All entries should be output exactly as they stand.

>> BEGIN Material for the task

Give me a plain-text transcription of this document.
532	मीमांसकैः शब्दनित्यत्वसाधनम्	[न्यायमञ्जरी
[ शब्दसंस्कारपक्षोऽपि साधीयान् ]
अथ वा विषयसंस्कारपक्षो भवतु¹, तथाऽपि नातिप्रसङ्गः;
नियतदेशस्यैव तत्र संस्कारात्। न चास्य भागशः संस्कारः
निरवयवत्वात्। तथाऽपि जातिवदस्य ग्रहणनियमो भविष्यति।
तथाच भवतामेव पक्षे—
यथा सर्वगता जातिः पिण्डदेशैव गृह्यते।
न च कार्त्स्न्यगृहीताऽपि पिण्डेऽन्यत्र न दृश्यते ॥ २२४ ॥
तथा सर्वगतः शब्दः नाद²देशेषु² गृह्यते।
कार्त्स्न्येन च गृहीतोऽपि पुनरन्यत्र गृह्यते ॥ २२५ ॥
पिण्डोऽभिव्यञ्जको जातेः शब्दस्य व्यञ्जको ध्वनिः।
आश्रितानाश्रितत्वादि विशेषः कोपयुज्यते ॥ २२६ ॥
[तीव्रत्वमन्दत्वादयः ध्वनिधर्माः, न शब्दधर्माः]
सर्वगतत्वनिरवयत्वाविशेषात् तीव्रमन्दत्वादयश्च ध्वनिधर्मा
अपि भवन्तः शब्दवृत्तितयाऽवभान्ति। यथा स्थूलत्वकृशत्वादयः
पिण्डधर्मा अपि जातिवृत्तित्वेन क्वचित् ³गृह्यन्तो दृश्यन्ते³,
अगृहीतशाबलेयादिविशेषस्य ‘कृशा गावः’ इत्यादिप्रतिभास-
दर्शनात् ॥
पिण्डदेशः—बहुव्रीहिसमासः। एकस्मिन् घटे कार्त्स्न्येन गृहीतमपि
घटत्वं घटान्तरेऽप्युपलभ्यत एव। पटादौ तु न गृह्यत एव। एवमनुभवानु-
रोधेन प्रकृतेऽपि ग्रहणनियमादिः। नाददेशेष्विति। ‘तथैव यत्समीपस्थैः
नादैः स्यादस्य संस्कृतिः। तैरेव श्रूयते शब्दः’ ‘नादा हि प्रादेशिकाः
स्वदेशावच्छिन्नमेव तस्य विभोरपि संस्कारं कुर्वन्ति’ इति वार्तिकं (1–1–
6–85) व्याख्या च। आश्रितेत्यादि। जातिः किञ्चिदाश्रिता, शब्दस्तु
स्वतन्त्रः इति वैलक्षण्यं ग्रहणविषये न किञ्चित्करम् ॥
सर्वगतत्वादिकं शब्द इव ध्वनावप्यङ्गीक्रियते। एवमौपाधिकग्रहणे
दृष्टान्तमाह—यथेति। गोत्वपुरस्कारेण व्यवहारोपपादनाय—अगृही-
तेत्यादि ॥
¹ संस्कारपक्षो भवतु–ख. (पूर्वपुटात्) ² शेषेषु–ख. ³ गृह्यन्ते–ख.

>> END Material for the task

■ Problem solution ■
Give me a plain-text transcription of this document.
532	मीमांसकैः शब्दनित्यत्वसाधनम्	[न्यायमञ्जरी
[ शब्दसंस्कारपक्षोऽपि साधीयान् ]
अथ वा विषयसंस्कारपक्षो भवतु¹, तथाऽपि नातिप्रसङ्गः;
नियतदेशस्यैव तत्र संस्कारात्। न चास्य भागशः संस्कारः
निरवयवत्वात्। तथाऽपि जातिवदस्य ग्रहणनियमो भविष्यति।
तथाच भवतामेव पक्षे—
यथा सर्वगता जातिः पिण्डदेशैव गृह्यते।
न च कार्त्स्न्यगृहीताऽपि पिण्डेऽन्यत्र न दृश्यते ॥ २२४ ॥
तथा सर्वगतः शब्दः नाद²देशेषु² गृह्यते।
कार्त्स्न्येन च गृहीतोऽपि पुनरन्यत्र गृह्यते ॥ २२५ ॥
पिण्डोऽभिव्यञ्जको जातेः शब्दस्य व्यञ्जको ध्वनिः।
आश्रितानाश्रितत्वादि विशेषः कोपयुज्यते ॥ २२६ ॥
[तीव्रत्वमन्दत्वादयः ध्वनिधर्माः, न शब्दधर्माः]
सर्वगतत्वनिरवयत्वाविशेषात् तीव्रमन्दत्वादयश्च ध्वनिधर्मा
अपि भवन्तः शब्दवृत्तितयाऽवभान्ति। यथा स्थूलत्वकृशत्वादयः
पिण्डधर्मा अपि जातिवृत्तित्वेन क्वचित् ³गृह्यन्तो दृश्यन्ते³,
अगृहीतशाबलेयादिविशेषस्य ‘कृशा गावः’ इत्यादिप्रतिभास-
दर्शनात् ॥
पिण्डदेशः—बहुव्रीहिसमासः। एकस्मिन् घटे कार्त्स्न्येन गृहीतमपि
घटत्वं घटान्तरेऽप्युपलभ्यत एव। पटादौ तु न गृह्यत एव। एवमनुभवानु-
रोधेन प्रकृतेऽपि ग्रहणनियमादिः। नाददेशेष्विति। ‘तथैव यत्समीपस्थैः
नादैः स्यादस्य संस्कृतिः। तैरेव श्रूयते शब्दः’ ‘नादा हि प्रादेशिकाः
स्वदेशावच्छिन्नमेव तस्य विभोरपि संस्कारं कुर्वन्ति’ इति वार्तिकं (1–1–
6–85) व्याख्या च। आश्रितेत्यादि। जातिः किञ्चिदाश्रिता, शब्दस्तु
स्वतन्त्रः इति वैलक्षण्यं ग्रहणविषये न किञ्चित्करम् ॥
सर्वगतत्वादिकं शब्द इव ध्वनावप्यङ्गीक्रियते। एवमौपाधिकग्रहणे
दृष्टान्तमाह—यथेति। गोत्वपुरस्कारेण व्यवहारोपपादनाय—अगृही-
तेत्यादि ॥
¹ संस्कारपक्षो भवतु–ख. (पूर्वपुटात्) ² शेषेषु–ख. ³ गृह्यन्ते–ख.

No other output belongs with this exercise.